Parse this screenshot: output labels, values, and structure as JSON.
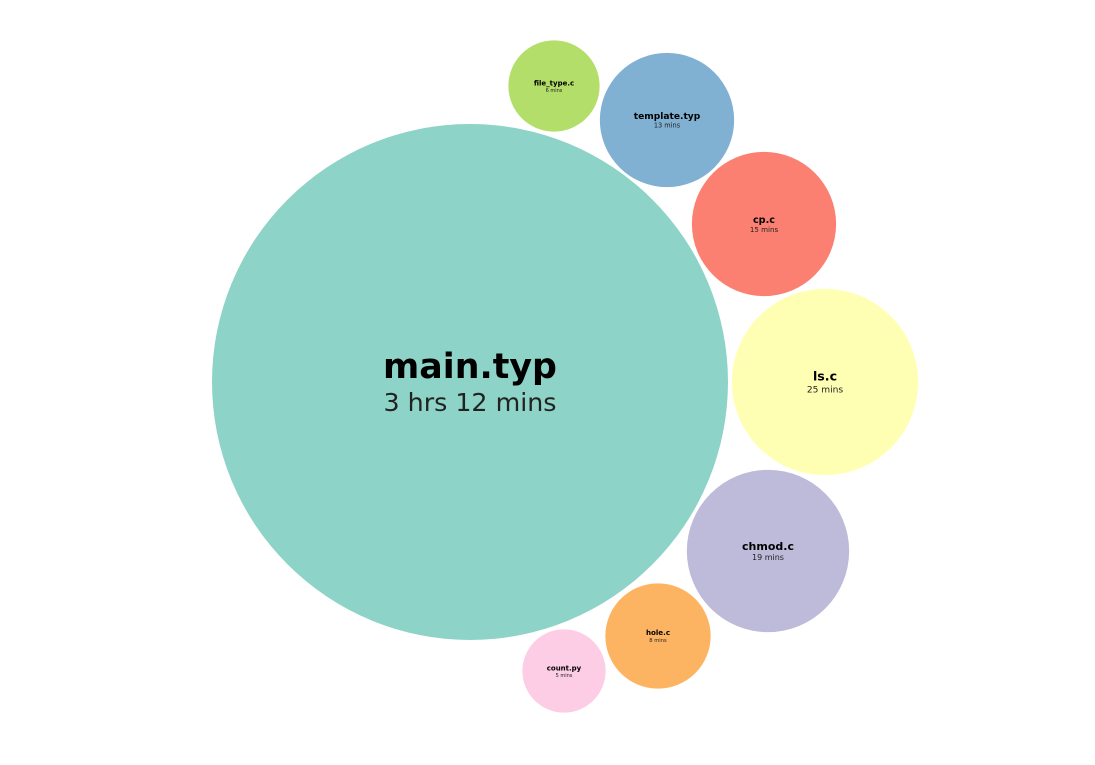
{
  "chart_data": {
    "type": "bubble",
    "unit_label": "mins",
    "series": [
      {
        "name": "main.typ",
        "label": "3 hrs 12 mins",
        "minutes": 192,
        "color": "#8dd3c7"
      },
      {
        "name": "file_type.c",
        "label": "6 mins",
        "minutes": 6,
        "color": "#b3de69"
      },
      {
        "name": "template.typ",
        "label": "13 mins",
        "minutes": 13,
        "color": "#80b1d3"
      },
      {
        "name": "cp.c",
        "label": "15 mins",
        "minutes": 15,
        "color": "#fb8072"
      },
      {
        "name": "ls.c",
        "label": "25 mins",
        "minutes": 25,
        "color": "#ffffb3"
      },
      {
        "name": "chmod.c",
        "label": "19 mins",
        "minutes": 19,
        "color": "#bebada"
      },
      {
        "name": "hole.c",
        "label": "8 mins",
        "minutes": 8,
        "color": "#fdb462"
      },
      {
        "name": "count.py",
        "label": "5 mins",
        "minutes": 5,
        "color": "#fccde5"
      }
    ]
  }
}
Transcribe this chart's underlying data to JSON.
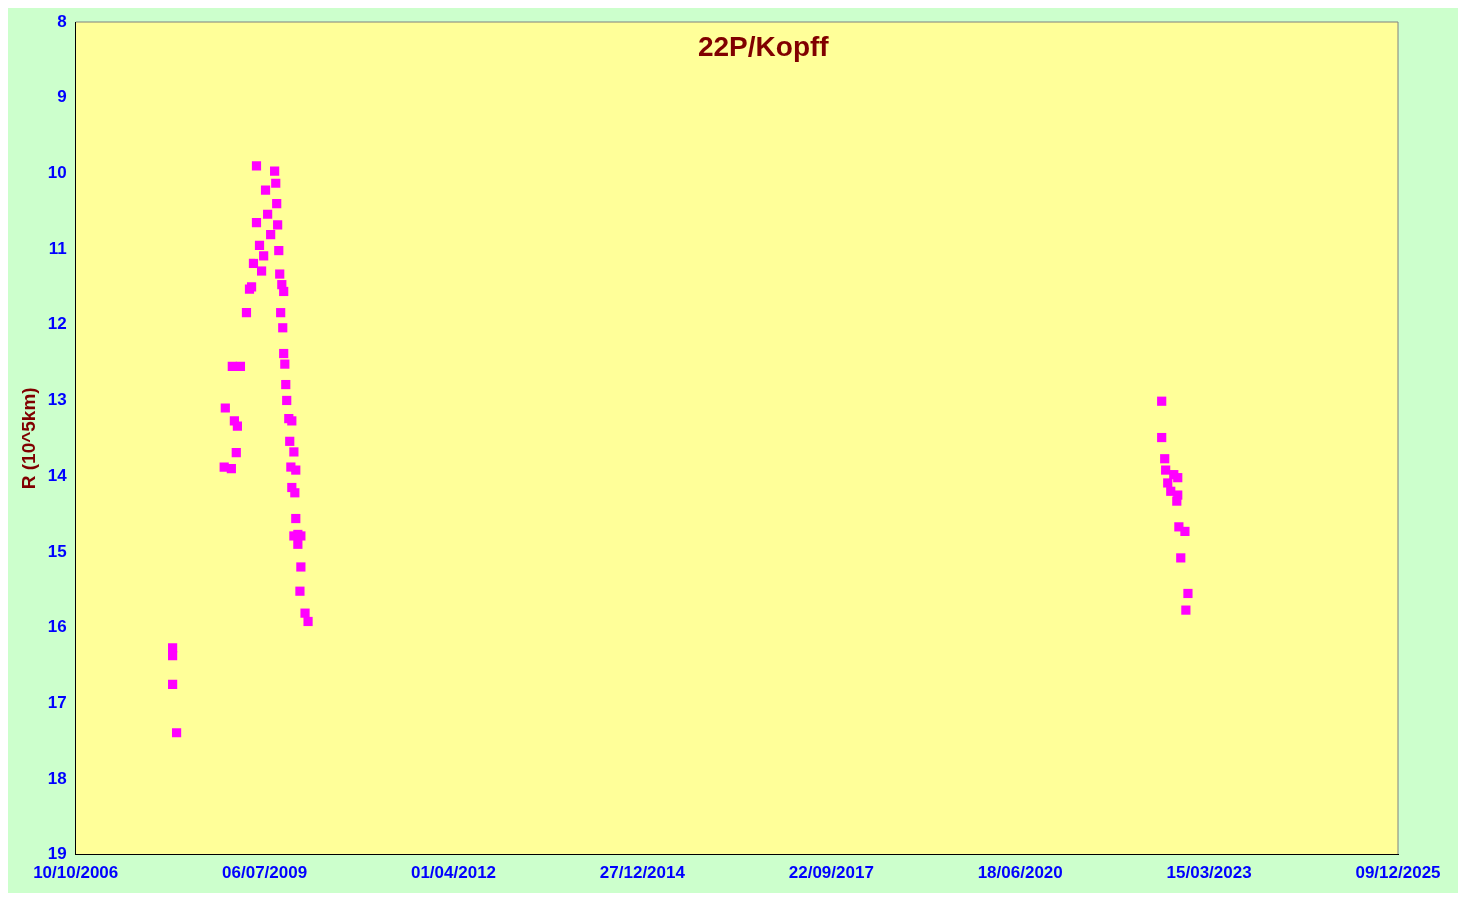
{
  "chart_data": {
    "type": "scatter",
    "title": "22P/Kopff",
    "ylabel": "R (10^5km)",
    "marker": "square",
    "grid": false,
    "legend": false,
    "xlim": [
      "2006-10-10",
      "2025-12-09"
    ],
    "xticks": [
      {
        "value": "2006-10-10",
        "label": "10/10/2006"
      },
      {
        "value": "2009-07-06",
        "label": "06/07/2009"
      },
      {
        "value": "2012-04-01",
        "label": "01/04/2012"
      },
      {
        "value": "2014-12-27",
        "label": "27/12/2014"
      },
      {
        "value": "2017-09-22",
        "label": "22/09/2017"
      },
      {
        "value": "2020-06-18",
        "label": "18/06/2020"
      },
      {
        "value": "2023-03-15",
        "label": "15/03/2023"
      },
      {
        "value": "2025-12-09",
        "label": "09/12/2025"
      }
    ],
    "ylim": [
      19,
      8
    ],
    "yticks": [
      8,
      9,
      10,
      11,
      12,
      13,
      14,
      15,
      16,
      17,
      18,
      19
    ],
    "series": [
      {
        "color": "#ff00ff",
        "x": [
          "2008-03-06",
          "2008-03-06",
          "2008-03-06",
          "2008-03-27",
          "2008-12-04",
          "2008-12-10",
          "2009-01-11",
          "2009-01-16",
          "2009-01-27",
          "2009-02-06",
          "2009-02-12",
          "2009-02-28",
          "2009-04-01",
          "2009-04-17",
          "2009-04-28",
          "2009-05-08",
          "2009-05-24",
          "2009-05-24",
          "2009-06-09",
          "2009-06-20",
          "2009-07-01",
          "2009-07-11",
          "2009-07-22",
          "2009-08-07",
          "2009-08-28",
          "2009-09-03",
          "2009-09-08",
          "2009-09-13",
          "2009-09-19",
          "2009-09-24",
          "2009-10-05",
          "2009-10-15",
          "2009-09-29",
          "2009-10-10",
          "2009-10-15",
          "2009-10-21",
          "2009-10-26",
          "2009-10-31",
          "2009-11-11",
          "2009-11-27",
          "2009-11-16",
          "2009-11-22",
          "2009-12-08",
          "2009-12-18",
          "2009-11-27",
          "2009-12-13",
          "2009-12-18",
          "2009-12-29",
          "2009-12-08",
          "2010-01-14",
          "2009-12-29",
          "2010-01-14",
          "2010-01-09",
          "2010-02-05",
          "2010-02-21",
          "2022-07-07",
          "2022-07-07",
          "2022-07-23",
          "2022-07-28",
          "2022-08-08",
          "2022-08-24",
          "2022-09-09",
          "2022-09-30",
          "2022-09-25",
          "2022-09-30",
          "2022-10-06",
          "2022-11-07",
          "2022-10-16",
          "2022-11-23",
          "2022-11-12"
        ],
        "values": [
          16.27,
          16.37,
          16.75,
          17.39,
          13.88,
          13.1,
          13.9,
          12.55,
          13.27,
          13.69,
          13.34,
          12.55,
          11.84,
          11.53,
          11.5,
          11.19,
          9.9,
          10.65,
          10.95,
          11.29,
          11.09,
          10.22,
          10.54,
          10.81,
          9.97,
          10.13,
          10.4,
          10.68,
          11.02,
          11.33,
          11.47,
          11.56,
          11.84,
          12.04,
          12.38,
          12.52,
          12.79,
          13.0,
          13.24,
          13.27,
          13.54,
          13.88,
          13.68,
          13.92,
          14.15,
          14.22,
          14.56,
          14.77,
          14.79,
          14.79,
          14.9,
          15.2,
          15.52,
          15.81,
          15.92,
          13.01,
          13.49,
          13.77,
          13.92,
          14.09,
          14.2,
          13.98,
          14.02,
          14.33,
          14.25,
          14.67,
          14.73,
          15.08,
          15.55,
          15.77
        ]
      }
    ]
  }
}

══════

Given problem —
Only the number is wanted: how many lines of the data contain the word "minutes"?

Exercise solution —
8